→ **TASK INSTRUCTIONS**
(A) In the forum discussion about website templates, what Dreamweaver feature does the poster say can mimic SSI?
(B) Please copy the forum discussion about website templates word for word, between "ChrisHunt and cian, I" and "and maps. Whew!", inclusive.
(C) Carry on the forum discussion about website templates from the point where it stops.

If your content requires a lot of images then make sure your template has minimal images. Set yourself a maximum size of page and try to stick to it. Loading time is very important as we all know.

That's all I can think of for now.

SSI is a good way to go but can be heavy on the server, depending on how many pages will be parsed. 60mb of text, number of pages?

An alternative to SSI would be PHP but you definitly need to use some sort of template system for such a large site, ssi is the easiest.





- É -
 
ChrisHunt and cian, I actually found that DreamWeaver can mimic SSI with something called Library Items. I know it's probably not w3C compliant, but it seems to do what I need it to do. I don't think I need to worry about w3c since the site will be non-profit, and it's more of a hobby and an actual business site.

I will be using very simple templates. Cian, you mentioned sticking to a selected page size... what would a decent page size be? 10kb, 50kb? 100kb? I posted a question regarding this a few weeks ago, but didn't get much response: thread253-583643

As for the site, currently I have about 60mb of text, not sure of how many pages that is. I know one section was printed to hard copy and created 118 pages at Arial/size 10 and standard 1" margins... sans graphics and maps. Whew!

→ **EXTRACTED INFORMATION**

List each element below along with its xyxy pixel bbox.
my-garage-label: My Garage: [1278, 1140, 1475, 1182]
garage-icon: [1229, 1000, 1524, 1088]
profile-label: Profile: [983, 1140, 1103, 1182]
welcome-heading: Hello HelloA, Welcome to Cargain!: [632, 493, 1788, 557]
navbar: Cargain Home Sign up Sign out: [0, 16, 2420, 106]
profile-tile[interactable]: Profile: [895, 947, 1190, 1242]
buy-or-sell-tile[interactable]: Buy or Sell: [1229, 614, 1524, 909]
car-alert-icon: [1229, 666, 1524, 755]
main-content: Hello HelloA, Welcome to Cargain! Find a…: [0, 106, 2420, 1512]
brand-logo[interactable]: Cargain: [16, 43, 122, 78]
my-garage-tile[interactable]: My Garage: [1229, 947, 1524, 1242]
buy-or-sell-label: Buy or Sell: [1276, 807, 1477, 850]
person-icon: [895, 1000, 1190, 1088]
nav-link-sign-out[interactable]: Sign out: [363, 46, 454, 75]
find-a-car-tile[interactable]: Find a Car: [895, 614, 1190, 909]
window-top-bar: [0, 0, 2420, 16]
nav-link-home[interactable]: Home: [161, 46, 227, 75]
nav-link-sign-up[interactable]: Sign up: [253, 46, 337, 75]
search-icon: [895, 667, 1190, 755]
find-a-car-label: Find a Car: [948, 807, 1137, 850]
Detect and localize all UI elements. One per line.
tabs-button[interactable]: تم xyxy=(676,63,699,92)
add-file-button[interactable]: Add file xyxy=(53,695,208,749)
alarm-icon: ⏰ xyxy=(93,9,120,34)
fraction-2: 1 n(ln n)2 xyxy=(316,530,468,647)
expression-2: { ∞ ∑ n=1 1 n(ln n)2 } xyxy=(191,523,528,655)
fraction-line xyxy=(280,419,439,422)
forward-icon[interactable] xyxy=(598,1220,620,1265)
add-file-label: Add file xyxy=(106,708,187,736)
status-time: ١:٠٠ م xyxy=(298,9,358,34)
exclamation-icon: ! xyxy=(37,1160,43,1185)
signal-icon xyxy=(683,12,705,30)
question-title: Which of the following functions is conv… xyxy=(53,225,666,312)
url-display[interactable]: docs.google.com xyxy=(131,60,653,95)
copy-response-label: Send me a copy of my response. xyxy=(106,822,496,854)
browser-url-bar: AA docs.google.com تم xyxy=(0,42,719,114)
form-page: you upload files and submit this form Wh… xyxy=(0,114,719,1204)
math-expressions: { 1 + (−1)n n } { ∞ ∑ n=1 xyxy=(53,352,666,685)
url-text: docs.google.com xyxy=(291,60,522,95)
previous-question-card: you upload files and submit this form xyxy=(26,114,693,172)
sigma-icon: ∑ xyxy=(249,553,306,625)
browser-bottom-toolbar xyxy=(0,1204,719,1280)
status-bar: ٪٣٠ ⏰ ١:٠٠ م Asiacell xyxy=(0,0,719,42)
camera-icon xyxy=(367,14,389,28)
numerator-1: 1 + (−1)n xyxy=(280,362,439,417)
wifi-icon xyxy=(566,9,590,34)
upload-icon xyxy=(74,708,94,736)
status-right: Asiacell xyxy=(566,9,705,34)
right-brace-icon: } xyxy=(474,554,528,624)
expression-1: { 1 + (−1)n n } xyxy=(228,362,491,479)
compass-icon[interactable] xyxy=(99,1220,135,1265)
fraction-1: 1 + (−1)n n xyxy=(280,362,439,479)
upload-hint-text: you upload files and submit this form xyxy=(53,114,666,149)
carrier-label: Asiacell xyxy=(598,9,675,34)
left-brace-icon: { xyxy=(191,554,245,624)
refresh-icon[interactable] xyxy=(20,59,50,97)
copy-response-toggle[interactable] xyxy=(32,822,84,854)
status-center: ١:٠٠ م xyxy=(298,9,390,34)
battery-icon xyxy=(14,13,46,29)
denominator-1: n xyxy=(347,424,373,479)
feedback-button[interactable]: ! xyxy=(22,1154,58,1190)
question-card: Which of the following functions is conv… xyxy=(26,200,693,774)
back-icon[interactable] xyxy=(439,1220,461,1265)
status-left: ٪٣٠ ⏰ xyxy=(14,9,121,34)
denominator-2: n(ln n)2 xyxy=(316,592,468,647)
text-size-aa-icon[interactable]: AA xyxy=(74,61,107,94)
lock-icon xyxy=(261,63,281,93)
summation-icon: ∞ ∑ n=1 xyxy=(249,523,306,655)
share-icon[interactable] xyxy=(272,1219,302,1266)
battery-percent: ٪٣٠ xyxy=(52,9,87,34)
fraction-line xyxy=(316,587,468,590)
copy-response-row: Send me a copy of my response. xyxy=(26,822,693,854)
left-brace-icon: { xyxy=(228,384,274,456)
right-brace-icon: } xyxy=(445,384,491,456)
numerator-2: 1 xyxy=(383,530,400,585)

→ **ANSWER LIST**
(A) Library Items.

(B)
ChrisHunt and cian, I actually found that DreamWeaver can mimic SSI with something called Library Items. I know it's probably not w3C compliant, but it seems to do what I need it to do. I don't think I need to worry about w3c since the site will be non-profit, and it's more of a hobby and an actual business site.

I will be using very simple templates. Cian, you mentioned sticking to a selected page size... what would a decent page size be? 10kb, 50kb? 100kb? I posted a question regarding this a few weeks ago, but didn't get much response: thread253-583643

As for the site, currently I have about 60mb of text, not sure of how many pages that is. I know one section was printed to hard copy and created 118 pages at Arial/size 10 and standard 1" margins... sans graphics and maps. Whew!

(C)
 
I don't use Dreamweaver (I'm a die-hard hand coder!), but my understanding is that Library Items are snippets of HTML that Dreamweaver adds to each page as it produces it. If you change the content of the library item, DW will rewrite every HTML page that uses it - and you'll then need to upload the revised pages to your server.

The advantage of this approach is that you need no special facilities on your server, and take no performance hit for parsing pages as you serve them. It also makes it easier to view your pages off-line on your own PC. The disadvantage is the additional maintainance involved in uploading changed pages to the server, though I understand Dreamweaver automates much of the process. Both Library Items and SSI deliver the same core benefit - centralising common elements into one place. Put enough time into developing your basic template in the first place and you shouldn't need to make many changes anyway!

Non-profit or not, your site should comply to W3C guidelines if at all possible. Doing so will make it accessible to the widest range of browsers, and may make it load faster too. It's not difficult to comply with one of the Transitional DTDs.

There are few hard-and-fast rules with regard to page size. I try to keep total page weight (it's own size + size of any images) to less than 32K, but don't always do so. It's important that your front page be lightweight and quick to load, as people delve deeper into your site they're probably willing to wait longer.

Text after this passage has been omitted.